## PROBLEM DETAILS
Would you output the whole listing below, exactly as it reads?

-------------------------

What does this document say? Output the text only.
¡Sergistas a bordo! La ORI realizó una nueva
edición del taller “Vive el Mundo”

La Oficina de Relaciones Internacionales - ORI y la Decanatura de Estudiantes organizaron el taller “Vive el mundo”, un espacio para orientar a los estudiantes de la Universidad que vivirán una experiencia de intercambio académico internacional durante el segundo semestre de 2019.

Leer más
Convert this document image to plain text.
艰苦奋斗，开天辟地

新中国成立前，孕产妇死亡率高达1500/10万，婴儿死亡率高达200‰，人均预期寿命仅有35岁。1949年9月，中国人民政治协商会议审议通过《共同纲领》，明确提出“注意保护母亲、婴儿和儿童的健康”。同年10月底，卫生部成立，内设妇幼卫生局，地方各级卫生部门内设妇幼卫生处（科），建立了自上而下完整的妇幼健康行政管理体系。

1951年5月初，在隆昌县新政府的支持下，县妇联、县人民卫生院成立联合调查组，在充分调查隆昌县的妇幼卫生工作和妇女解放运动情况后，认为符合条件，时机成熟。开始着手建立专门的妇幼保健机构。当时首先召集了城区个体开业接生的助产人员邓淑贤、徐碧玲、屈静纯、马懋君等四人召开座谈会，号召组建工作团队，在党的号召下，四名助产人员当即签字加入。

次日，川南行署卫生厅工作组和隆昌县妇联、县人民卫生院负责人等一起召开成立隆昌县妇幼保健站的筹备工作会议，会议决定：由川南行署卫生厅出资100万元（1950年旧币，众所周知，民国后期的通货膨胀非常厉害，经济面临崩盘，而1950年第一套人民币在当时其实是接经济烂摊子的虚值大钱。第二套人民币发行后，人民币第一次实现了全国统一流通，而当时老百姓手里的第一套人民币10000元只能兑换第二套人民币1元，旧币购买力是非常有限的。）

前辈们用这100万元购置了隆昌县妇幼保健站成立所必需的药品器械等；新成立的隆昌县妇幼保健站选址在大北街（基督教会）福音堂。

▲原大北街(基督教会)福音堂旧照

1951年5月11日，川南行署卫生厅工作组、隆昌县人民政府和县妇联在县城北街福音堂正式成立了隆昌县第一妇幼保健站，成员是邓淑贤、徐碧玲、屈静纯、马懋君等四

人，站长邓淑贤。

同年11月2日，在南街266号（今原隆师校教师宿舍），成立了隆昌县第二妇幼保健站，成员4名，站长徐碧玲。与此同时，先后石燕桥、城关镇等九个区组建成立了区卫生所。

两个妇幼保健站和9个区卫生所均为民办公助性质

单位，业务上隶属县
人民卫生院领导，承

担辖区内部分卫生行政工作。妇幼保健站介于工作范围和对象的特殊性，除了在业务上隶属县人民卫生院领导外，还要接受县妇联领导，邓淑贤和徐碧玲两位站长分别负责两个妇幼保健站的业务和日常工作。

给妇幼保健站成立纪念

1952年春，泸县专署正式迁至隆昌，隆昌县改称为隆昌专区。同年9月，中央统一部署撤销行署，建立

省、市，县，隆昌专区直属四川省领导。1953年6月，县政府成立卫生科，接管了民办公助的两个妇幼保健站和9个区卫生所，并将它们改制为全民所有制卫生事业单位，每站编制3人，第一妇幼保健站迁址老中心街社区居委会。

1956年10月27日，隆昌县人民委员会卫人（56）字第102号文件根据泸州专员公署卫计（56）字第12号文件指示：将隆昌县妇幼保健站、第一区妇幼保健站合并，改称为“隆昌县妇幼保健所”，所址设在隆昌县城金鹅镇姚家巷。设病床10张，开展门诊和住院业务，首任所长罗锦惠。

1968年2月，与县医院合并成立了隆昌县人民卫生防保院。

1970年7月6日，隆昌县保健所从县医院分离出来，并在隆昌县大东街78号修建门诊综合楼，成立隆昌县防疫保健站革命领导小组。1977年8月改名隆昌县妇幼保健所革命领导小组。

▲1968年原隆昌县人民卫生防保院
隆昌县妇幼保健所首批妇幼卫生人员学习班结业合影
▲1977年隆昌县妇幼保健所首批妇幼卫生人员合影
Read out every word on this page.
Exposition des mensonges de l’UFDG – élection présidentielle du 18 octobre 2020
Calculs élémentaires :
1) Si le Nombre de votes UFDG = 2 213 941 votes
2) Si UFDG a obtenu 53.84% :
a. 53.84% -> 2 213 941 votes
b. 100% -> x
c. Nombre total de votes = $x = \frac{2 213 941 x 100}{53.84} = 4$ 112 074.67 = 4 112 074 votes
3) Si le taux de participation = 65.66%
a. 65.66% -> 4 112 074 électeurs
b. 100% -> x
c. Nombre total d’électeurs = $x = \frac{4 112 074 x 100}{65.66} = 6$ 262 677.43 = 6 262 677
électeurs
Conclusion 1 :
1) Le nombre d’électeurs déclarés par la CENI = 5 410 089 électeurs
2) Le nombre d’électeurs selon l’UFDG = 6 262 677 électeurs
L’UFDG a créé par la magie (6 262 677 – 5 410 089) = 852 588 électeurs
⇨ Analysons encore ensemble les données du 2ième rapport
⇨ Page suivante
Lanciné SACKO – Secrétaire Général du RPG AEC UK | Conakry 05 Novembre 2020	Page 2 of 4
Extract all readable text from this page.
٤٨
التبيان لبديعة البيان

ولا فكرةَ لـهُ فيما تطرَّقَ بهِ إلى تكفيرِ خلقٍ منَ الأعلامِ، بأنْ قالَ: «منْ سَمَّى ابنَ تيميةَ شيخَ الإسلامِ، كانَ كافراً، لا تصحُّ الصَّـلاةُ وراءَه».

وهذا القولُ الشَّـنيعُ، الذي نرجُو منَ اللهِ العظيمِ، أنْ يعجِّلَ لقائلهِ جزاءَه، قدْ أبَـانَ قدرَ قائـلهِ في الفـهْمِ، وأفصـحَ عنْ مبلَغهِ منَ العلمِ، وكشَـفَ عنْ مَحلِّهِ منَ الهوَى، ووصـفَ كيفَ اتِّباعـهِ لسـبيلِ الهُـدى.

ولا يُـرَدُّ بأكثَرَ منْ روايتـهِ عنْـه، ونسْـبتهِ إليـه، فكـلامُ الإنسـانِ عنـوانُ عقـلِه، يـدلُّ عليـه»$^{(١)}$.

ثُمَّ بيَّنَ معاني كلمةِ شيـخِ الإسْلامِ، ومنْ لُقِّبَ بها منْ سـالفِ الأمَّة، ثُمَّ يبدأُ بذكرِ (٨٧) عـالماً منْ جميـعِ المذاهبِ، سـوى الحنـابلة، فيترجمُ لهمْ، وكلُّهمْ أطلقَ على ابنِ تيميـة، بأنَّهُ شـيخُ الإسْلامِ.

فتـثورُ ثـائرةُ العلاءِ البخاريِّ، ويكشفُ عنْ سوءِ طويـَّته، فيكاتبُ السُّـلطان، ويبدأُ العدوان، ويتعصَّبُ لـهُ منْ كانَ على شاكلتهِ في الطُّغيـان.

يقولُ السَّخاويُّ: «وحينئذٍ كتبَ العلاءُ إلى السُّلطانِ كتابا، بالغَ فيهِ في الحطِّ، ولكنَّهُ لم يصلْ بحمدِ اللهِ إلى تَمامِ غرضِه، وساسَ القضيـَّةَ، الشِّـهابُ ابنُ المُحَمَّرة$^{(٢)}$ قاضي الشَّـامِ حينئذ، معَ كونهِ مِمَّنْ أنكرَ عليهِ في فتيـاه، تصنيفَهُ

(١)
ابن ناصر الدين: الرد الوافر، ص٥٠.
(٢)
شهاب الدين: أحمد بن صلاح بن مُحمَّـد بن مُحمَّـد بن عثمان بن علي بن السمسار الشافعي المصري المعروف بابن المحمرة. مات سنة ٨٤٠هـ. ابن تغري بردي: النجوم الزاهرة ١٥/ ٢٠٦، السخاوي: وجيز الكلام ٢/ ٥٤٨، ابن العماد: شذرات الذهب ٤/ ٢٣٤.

-------------------------

## WORKED SOLUTION
What does this document say? Output the text only.
¡Sergistas a bordo! La ORI realizó una nueva
edición del taller “Vive el Mundo”

La Oficina de Relaciones Internacionales - ORI y la Decanatura de Estudiantes organizaron el taller “Vive el mundo”, un espacio para orientar a los estudiantes de la Universidad que vivirán una experiencia de intercambio académico internacional durante el segundo semestre de 2019.

Leer más
Convert this document image to plain text.
艰苦奋斗，开天辟地

新中国成立前，孕产妇死亡率高达1500/10万，婴儿死亡率高达200‰，人均预期寿命仅有35岁。1949年9月，中国人民政治协商会议审议通过《共同纲领》，明确提出“注意保护母亲、婴儿和儿童的健康”。同年10月底，卫生部成立，内设妇幼卫生局，地方各级卫生部门内设妇幼卫生处（科），建立了自上而下完整的妇幼健康行政管理体系。

1951年5月初，在隆昌县新政府的支持下，县妇联、县人民卫生院成立联合调查组，在充分调查隆昌县的妇幼卫生工作和妇女解放运动情况后，认为符合条件，时机成熟。开始着手建立专门的妇幼保健机构。当时首先召集了城区个体开业接生的助产人员邓淑贤、徐碧玲、屈静纯、马懋君等四人召开座谈会，号召组建工作团队，在党的号召下，四名助产人员当即签字加入。

次日，川南行署卫生厅工作组和隆昌县妇联、县人民卫生院负责人等一起召开成立隆昌县妇幼保健站的筹备工作会议，会议决定：由川南行署卫生厅出资100万元（1950年旧币，众所周知，民国后期的通货膨胀非常厉害，经济面临崩盘，而1950年第一套人民币在当时其实是接经济烂摊子的虚值大钱。第二套人民币发行后，人民币第一次实现了全国统一流通，而当时老百姓手里的第一套人民币10000元只能兑换第二套人民币1元，旧币购买力是非常有限的。）

前辈们用这100万元购置了隆昌县妇幼保健站成立所必需的药品器械等；新成立的隆昌县妇幼保健站选址在大北街（基督教会）福音堂。

▲原大北街(基督教会)福音堂旧照

1951年5月11日，川南行署卫生厅工作组、隆昌县人民政府和县妇联在县城北街福音堂正式成立了隆昌县第一妇幼保健站，成员是邓淑贤、徐碧玲、屈静纯、马懋君等四

人，站长邓淑贤。

同年11月2日，在南街266号（今原隆师校教师宿舍），成立了隆昌县第二妇幼保健站，成员4名，站长徐碧玲。与此同时，先后石燕桥、城关镇等九个区组建成立了区卫生所。

两个妇幼保健站和9个区卫生所均为民办公助性质

单位，业务上隶属县
人民卫生院领导，承

担辖区内部分卫生行政工作。妇幼保健站介于工作范围和对象的特殊性，除了在业务上隶属县人民卫生院领导外，还要接受县妇联领导，邓淑贤和徐碧玲两位站长分别负责两个妇幼保健站的业务和日常工作。

给妇幼保健站成立纪念

1952年春，泸县专署正式迁至隆昌，隆昌县改称为隆昌专区。同年9月，中央统一部署撤销行署，建立

省、市，县，隆昌专区直属四川省领导。1953年6月，县政府成立卫生科，接管了民办公助的两个妇幼保健站和9个区卫生所，并将它们改制为全民所有制卫生事业单位，每站编制3人，第一妇幼保健站迁址老中心街社区居委会。

1956年10月27日，隆昌县人民委员会卫人（56）字第102号文件根据泸州专员公署卫计（56）字第12号文件指示：将隆昌县妇幼保健站、第一区妇幼保健站合并，改称为“隆昌县妇幼保健所”，所址设在隆昌县城金鹅镇姚家巷。设病床10张，开展门诊和住院业务，首任所长罗锦惠。

1968年2月，与县医院合并成立了隆昌县人民卫生防保院。

1970年7月6日，隆昌县保健所从县医院分离出来，并在隆昌县大东街78号修建门诊综合楼，成立隆昌县防疫保健站革命领导小组。1977年8月改名隆昌县妇幼保健所革命领导小组。

▲1968年原隆昌县人民卫生防保院
隆昌县妇幼保健所首批妇幼卫生人员学习班结业合影
▲1977年隆昌县妇幼保健所首批妇幼卫生人员合影
Read out every word on this page.
Exposition des mensonges de l’UFDG – élection présidentielle du 18 octobre 2020
Calculs élémentaires :
1) Si le Nombre de votes UFDG = 2 213 941 votes
2) Si UFDG a obtenu 53.84% :
a. 53.84% -> 2 213 941 votes
b. 100% -> x
c. Nombre total de votes = $x = \frac{2 213 941 x 100}{53.84} = 4$ 112 074.67 = 4 112 074 votes
3) Si le taux de participation = 65.66%
a. 65.66% -> 4 112 074 électeurs
b. 100% -> x
c. Nombre total d’électeurs = $x = \frac{4 112 074 x 100}{65.66} = 6$ 262 677.43 = 6 262 677
électeurs
Conclusion 1 :
1) Le nombre d’électeurs déclarés par la CENI = 5 410 089 électeurs
2) Le nombre d’électeurs selon l’UFDG = 6 262 677 électeurs
L’UFDG a créé par la magie (6 262 677 – 5 410 089) = 852 588 électeurs
⇨ Analysons encore ensemble les données du 2ième rapport
⇨ Page suivante
Lanciné SACKO – Secrétaire Général du RPG AEC UK | Conakry 05 Novembre 2020	Page 2 of 4
Extract all readable text from this page.
٤٨
التبيان لبديعة البيان

ولا فكرةَ لـهُ فيما تطرَّقَ بهِ إلى تكفيرِ خلقٍ منَ الأعلامِ، بأنْ قالَ: «منْ سَمَّى ابنَ تيميةَ شيخَ الإسلامِ، كانَ كافراً، لا تصحُّ الصَّـلاةُ وراءَه».

وهذا القولُ الشَّـنيعُ، الذي نرجُو منَ اللهِ العظيمِ، أنْ يعجِّلَ لقائلهِ جزاءَه، قدْ أبَـانَ قدرَ قائـلهِ في الفـهْمِ، وأفصـحَ عنْ مبلَغهِ منَ العلمِ، وكشَـفَ عنْ مَحلِّهِ منَ الهوَى، ووصـفَ كيفَ اتِّباعـهِ لسـبيلِ الهُـدى.

ولا يُـرَدُّ بأكثَرَ منْ روايتـهِ عنْـه، ونسْـبتهِ إليـه، فكـلامُ الإنسـانِ عنـوانُ عقـلِه، يـدلُّ عليـه»$^{(١)}$.

ثُمَّ بيَّنَ معاني كلمةِ شيـخِ الإسْلامِ، ومنْ لُقِّبَ بها منْ سـالفِ الأمَّة، ثُمَّ يبدأُ بذكرِ (٨٧) عـالماً منْ جميـعِ المذاهبِ، سـوى الحنـابلة، فيترجمُ لهمْ، وكلُّهمْ أطلقَ على ابنِ تيميـة، بأنَّهُ شـيخُ الإسْلامِ.

فتـثورُ ثـائرةُ العلاءِ البخاريِّ، ويكشفُ عنْ سوءِ طويـَّته، فيكاتبُ السُّـلطان، ويبدأُ العدوان، ويتعصَّبُ لـهُ منْ كانَ على شاكلتهِ في الطُّغيـان.

يقولُ السَّخاويُّ: «وحينئذٍ كتبَ العلاءُ إلى السُّلطانِ كتابا، بالغَ فيهِ في الحطِّ، ولكنَّهُ لم يصلْ بحمدِ اللهِ إلى تَمامِ غرضِه، وساسَ القضيـَّةَ، الشِّـهابُ ابنُ المُحَمَّرة$^{(٢)}$ قاضي الشَّـامِ حينئذ، معَ كونهِ مِمَّنْ أنكرَ عليهِ في فتيـاه، تصنيفَهُ

(١)
ابن ناصر الدين: الرد الوافر، ص٥٠.
(٢)
شهاب الدين: أحمد بن صلاح بن مُحمَّـد بن مُحمَّـد بن عثمان بن علي بن السمسار الشافعي المصري المعروف بابن المحمرة. مات سنة ٨٤٠هـ. ابن تغري بردي: النجوم الزاهرة ١٥/ ٢٠٦، السخاوي: وجيز الكلام ٢/ ٥٤٨، ابن العماد: شذرات الذهب ٤/ ٢٣٤.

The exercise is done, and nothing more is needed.